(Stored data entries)

────────────────────────────────────────

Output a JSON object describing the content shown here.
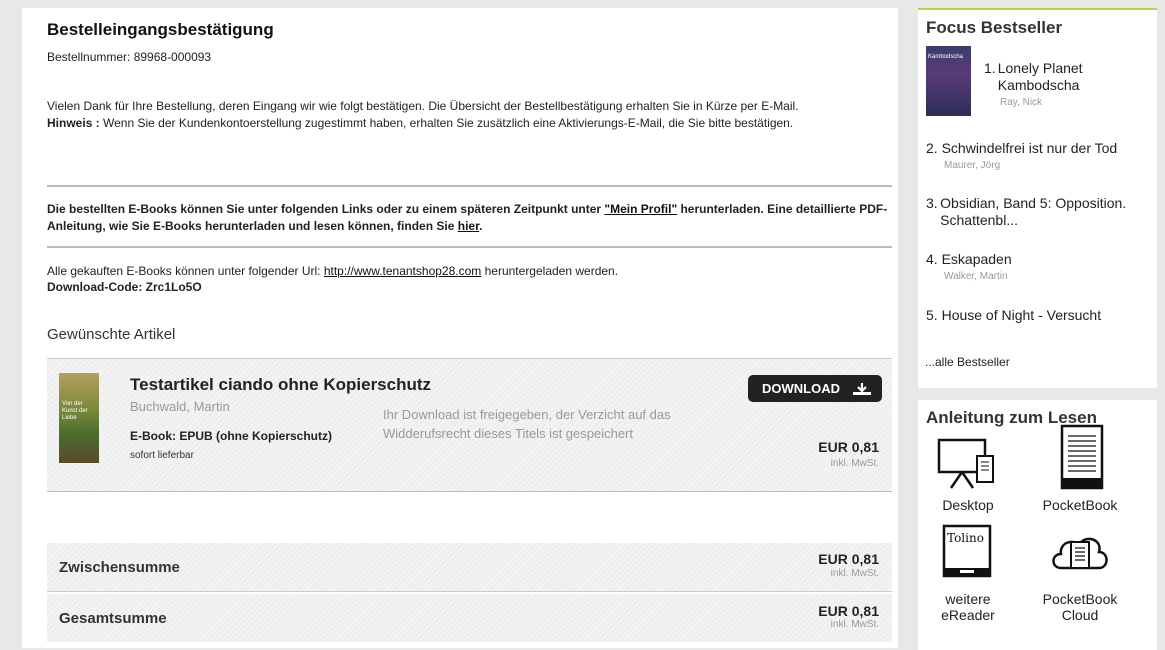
{
  "confirmation": {
    "title": "Bestelleingangsbestätigung",
    "order_number": "Bestellnummer: 89968-000093",
    "intro_text": "Vielen Dank für Ihre Bestellung, deren Eingang wir wie folgt bestätigen. Die Übersicht der Bestellbestätigung erhalten Sie in Kürze per E-Mail.",
    "hint_label": "Hinweis :",
    "hint_text": " Wenn Sie der Kundenkontoerstellung zugestimmt haben, erhalten Sie zusätzlich eine Aktivierungs-E-Mail, die Sie bitte bestätigen.",
    "links_text_1": "Die bestellten E-Books können Sie unter folgenden Links oder zu einem späteren Zeitpunkt unter ",
    "links_profile": "\"Mein Profil\"",
    "links_text_2": " herunterladen. Eine detaillierte PDF-Anleitung, wie Sie E-Books herunterladen und lesen können, finden Sie ",
    "links_here": "hier",
    "links_text_3": ".",
    "url_text_1": "Alle gekauften E-Books können unter folgender Url: ",
    "url_link": "http://www.tenantshop28.com",
    "url_text_2": " heruntergeladen werden.",
    "download_code": "Download-Code: Zrc1Lo5O",
    "wanted_heading": "Gewünschte Artikel"
  },
  "article": {
    "title": "Testartikel ciando ohne Kopierschutz",
    "author": "Buchwald, Martin",
    "format": "E-Book:  EPUB (ohne Kopierschutz)",
    "stock": "sofort lieferbar",
    "message": "Ihr Download ist freigegeben, der Verzicht auf das Widderufsrecht dieses Titels ist gespeichert",
    "download_label": "DOWNLOAD",
    "price": "EUR  0,81",
    "vat": "inkl. MwSt.",
    "cover_text": "Von der Kunst der Liebe"
  },
  "totals": {
    "subtotal_label": "Zwischensumme",
    "subtotal_price": "EUR 0,81",
    "subtotal_vat": "inkl. MwSt.",
    "total_label": "Gesamtsumme",
    "total_price": "EUR  0,81",
    "total_vat": "inkl. MwSt."
  },
  "bestsellers": {
    "title": "Focus Bestseller",
    "cover_text": "Kambodscha",
    "items": [
      {
        "num": "1.",
        "title": "Lonely Planet Kambodscha",
        "author": "Ray, Nick"
      },
      {
        "num": "2.",
        "title": "Schwindelfrei ist nur der Tod",
        "author": "Maurer, Jörg"
      },
      {
        "num": "3.",
        "title": "Obsidian, Band 5: Opposition. Schattenbl...",
        "author": ""
      },
      {
        "num": "4.",
        "title": "Eskapaden",
        "author": "Walker, Martin"
      },
      {
        "num": "5.",
        "title": "House of Night - Versucht",
        "author": ""
      }
    ],
    "all_link": "...alle Bestseller"
  },
  "guide": {
    "title": "Anleitung zum Lesen",
    "readers": [
      {
        "label": "Desktop",
        "icon": "desktop-icon"
      },
      {
        "label": "PocketBook",
        "icon": "ereader-icon"
      },
      {
        "label": "weitere eReader",
        "icon": "tolino-icon"
      },
      {
        "label": "PocketBook Cloud",
        "icon": "cloud-icon"
      }
    ],
    "tolino_text": "Tolino"
  },
  "colors": {
    "accent": "#c5cf3c",
    "button": "#222222",
    "page_bg": "#e8e8e8"
  }
}
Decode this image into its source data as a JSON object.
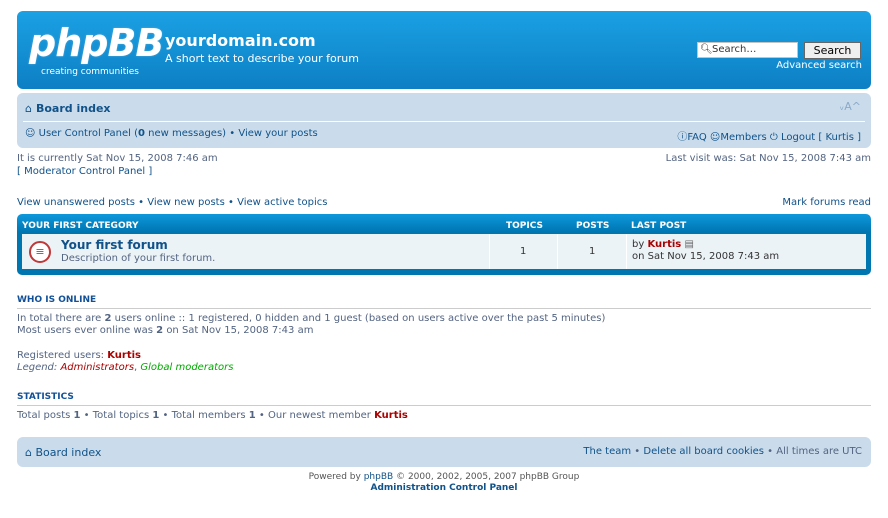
{
  "header": {
    "logo_text": "phpBB",
    "logo_tagline": "creating communities",
    "site_title": "yourdomain.com",
    "site_description": "A short text to describe your forum",
    "search_placeholder": "Search…",
    "search_button": "Search",
    "advanced_search": "Advanced search"
  },
  "navbar": {
    "board_index": "Board index",
    "font_size": "ᵥA^",
    "ucp_label": "User Control Panel",
    "new_messages_count": "0",
    "new_messages_label": "new messages",
    "view_posts": "View your posts",
    "faq": "FAQ",
    "members": "Members",
    "logout": "Logout",
    "username": "Kurtis"
  },
  "info": {
    "current_time": "It is currently Sat Nov 15, 2008 7:46 am",
    "mcp": "Moderator Control Panel",
    "last_visit": "Last visit was: Sat Nov 15, 2008 7:43 am",
    "unanswered": "View unanswered posts",
    "new_posts": "View new posts",
    "active_topics": "View active topics",
    "mark_read": "Mark forums read"
  },
  "forum_table": {
    "category": "YOUR FIRST CATEGORY",
    "col_topics": "TOPICS",
    "col_posts": "POSTS",
    "col_last_post": "LAST POST",
    "forum_title": "Your first forum",
    "forum_desc": "Description of your first forum.",
    "topics": "1",
    "posts": "1",
    "last_by": "by",
    "last_user": "Kurtis",
    "last_on": "on Sat Nov 15, 2008 7:43 am"
  },
  "online": {
    "title": "WHO IS ONLINE",
    "line1_a": "In total there are",
    "users_online": "2",
    "line1_b": "users online :: 1 registered, 0 hidden and 1 guest (based on users active over the past 5 minutes)",
    "line2_a": "Most users ever online was",
    "max_users": "2",
    "line2_b": "on Sat Nov 15, 2008 7:43 am",
    "registered_label": "Registered users:",
    "registered_user": "Kurtis",
    "legend_label": "Legend:",
    "legend_admins": "Administrators",
    "legend_mods": "Global moderators"
  },
  "stats": {
    "title": "STATISTICS",
    "posts_label": "Total posts",
    "posts": "1",
    "topics_label": "Total topics",
    "topics": "1",
    "members_label": "Total members",
    "members": "1",
    "newest_label": "Our newest member",
    "newest": "Kurtis"
  },
  "footer": {
    "board_index": "Board index",
    "team": "The team",
    "delete_cookies": "Delete all board cookies",
    "timezone": "All times are UTC",
    "powered_a": "Powered by",
    "powered_link": "phpBB",
    "powered_b": "© 2000, 2002, 2005, 2007 phpBB Group",
    "acp": "Administration Control Panel"
  },
  "colors": {
    "header_blue": "#0d7fc4",
    "navbar_bg": "#cadceb",
    "link": "#105289",
    "admin_red": "#aa0000",
    "mod_green": "#00aa00"
  }
}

────────────────────────────────────────

Work required – Reproduce the material above verbatim; omit every picture.

Exercise result –
Output a JSON object describing the content shown here.
{
  "confirmation": {
    "title": "Bestelleingangsbestätigung",
    "order_number": "Bestellnummer: 89968-000093",
    "intro_text": "Vielen Dank für Ihre Bestellung, deren Eingang wir wie folgt bestätigen. Die Übersicht der Bestellbestätigung erhalten Sie in Kürze per E-Mail.",
    "hint_label": "Hinweis :",
    "hint_text": " Wenn Sie der Kundenkontoerstellung zugestimmt haben, erhalten Sie zusätzlich eine Aktivierungs-E-Mail, die Sie bitte bestätigen.",
    "links_text_1": "Die bestellten E-Books können Sie unter folgenden Links oder zu einem späteren Zeitpunkt unter ",
    "links_profile": "\"Mein Profil\"",
    "links_text_2": " herunterladen. Eine detaillierte PDF-Anleitung, wie Sie E-Books herunterladen und lesen können, finden Sie ",
    "links_here": "hier",
    "links_text_3": ".",
    "url_text_1": "Alle gekauften E-Books können unter folgender Url: ",
    "url_link": "http://www.tenantshop28.com",
    "url_text_2": " heruntergeladen werden.",
    "download_code": "Download-Code: Zrc1Lo5O",
    "wanted_heading": "Gewünschte Artikel"
  },
  "article": {
    "title": "Testartikel ciando ohne Kopierschutz",
    "author": "Buchwald, Martin",
    "format": "E-Book:  EPUB (ohne Kopierschutz)",
    "stock": "sofort lieferbar",
    "message": "Ihr Download ist freigegeben, der Verzicht auf das Widderufsrecht dieses Titels ist gespeichert",
    "download_label": "DOWNLOAD",
    "price": "EUR  0,81",
    "vat": "inkl. MwSt.",
    "cover_text": "Von der Kunst der Liebe"
  },
  "totals": {
    "subtotal_label": "Zwischensumme",
    "subtotal_price": "EUR 0,81",
    "subtotal_vat": "inkl. MwSt.",
    "total_label": "Gesamtsumme",
    "total_price": "EUR  0,81",
    "total_vat": "inkl. MwSt."
  },
  "bestsellers": {
    "title": "Focus Bestseller",
    "cover_text": "Kambodscha",
    "items": [
      {
        "num": "1.",
        "title": "Lonely Planet Kambodscha",
        "author": "Ray, Nick"
      },
      {
        "num": "2.",
        "title": "Schwindelfrei ist nur der Tod",
        "author": "Maurer, Jörg"
      },
      {
        "num": "3.",
        "title": "Obsidian, Band 5: Opposition. Schattenbl...",
        "author": ""
      },
      {
        "num": "4.",
        "title": "Eskapaden",
        "author": "Walker, Martin"
      },
      {
        "num": "5.",
        "title": "House of Night - Versucht",
        "author": ""
      }
    ],
    "all_link": "...alle Bestseller"
  },
  "guide": {
    "title": "Anleitung zum Lesen",
    "readers": [
      {
        "label": "Desktop",
        "icon": "desktop-icon"
      },
      {
        "label": "PocketBook",
        "icon": "ereader-icon"
      },
      {
        "label": "weitere eReader",
        "icon": "tolino-icon"
      },
      {
        "label": "PocketBook Cloud",
        "icon": "cloud-icon"
      }
    ],
    "tolino_text": "Tolino"
  },
  "colors": {
    "accent": "#c5cf3c",
    "button": "#222222",
    "page_bg": "#e8e8e8"
  }
}
Decode this image into its source data as a JSON object.
{
  "header": {
    "logo_text": "phpBB",
    "logo_tagline": "creating communities",
    "site_title": "yourdomain.com",
    "site_description": "A short text to describe your forum",
    "search_placeholder": "Search…",
    "search_button": "Search",
    "advanced_search": "Advanced search"
  },
  "navbar": {
    "board_index": "Board index",
    "font_size": "ᵥA^",
    "ucp_label": "User Control Panel",
    "new_messages_count": "0",
    "new_messages_label": "new messages",
    "view_posts": "View your posts",
    "faq": "FAQ",
    "members": "Members",
    "logout": "Logout",
    "username": "Kurtis"
  },
  "info": {
    "current_time": "It is currently Sat Nov 15, 2008 7:46 am",
    "mcp": "Moderator Control Panel",
    "last_visit": "Last visit was: Sat Nov 15, 2008 7:43 am",
    "unanswered": "View unanswered posts",
    "new_posts": "View new posts",
    "active_topics": "View active topics",
    "mark_read": "Mark forums read"
  },
  "forum_table": {
    "category": "YOUR FIRST CATEGORY",
    "col_topics": "TOPICS",
    "col_posts": "POSTS",
    "col_last_post": "LAST POST",
    "forum_title": "Your first forum",
    "forum_desc": "Description of your first forum.",
    "topics": "1",
    "posts": "1",
    "last_by": "by",
    "last_user": "Kurtis",
    "last_on": "on Sat Nov 15, 2008 7:43 am"
  },
  "online": {
    "title": "WHO IS ONLINE",
    "line1_a": "In total there are",
    "users_online": "2",
    "line1_b": "users online :: 1 registered, 0 hidden and 1 guest (based on users active over the past 5 minutes)",
    "line2_a": "Most users ever online was",
    "max_users": "2",
    "line2_b": "on Sat Nov 15, 2008 7:43 am",
    "registered_label": "Registered users:",
    "registered_user": "Kurtis",
    "legend_label": "Legend:",
    "legend_admins": "Administrators",
    "legend_mods": "Global moderators"
  },
  "stats": {
    "title": "STATISTICS",
    "posts_label": "Total posts",
    "posts": "1",
    "topics_label": "Total topics",
    "topics": "1",
    "members_label": "Total members",
    "members": "1",
    "newest_label": "Our newest member",
    "newest": "Kurtis"
  },
  "footer": {
    "board_index": "Board index",
    "team": "The team",
    "delete_cookies": "Delete all board cookies",
    "timezone": "All times are UTC",
    "powered_a": "Powered by",
    "powered_link": "phpBB",
    "powered_b": "© 2000, 2002, 2005, 2007 phpBB Group",
    "acp": "Administration Control Panel"
  },
  "colors": {
    "header_blue": "#0d7fc4",
    "navbar_bg": "#cadceb",
    "link": "#105289",
    "admin_red": "#aa0000",
    "mod_green": "#00aa00"
  }
}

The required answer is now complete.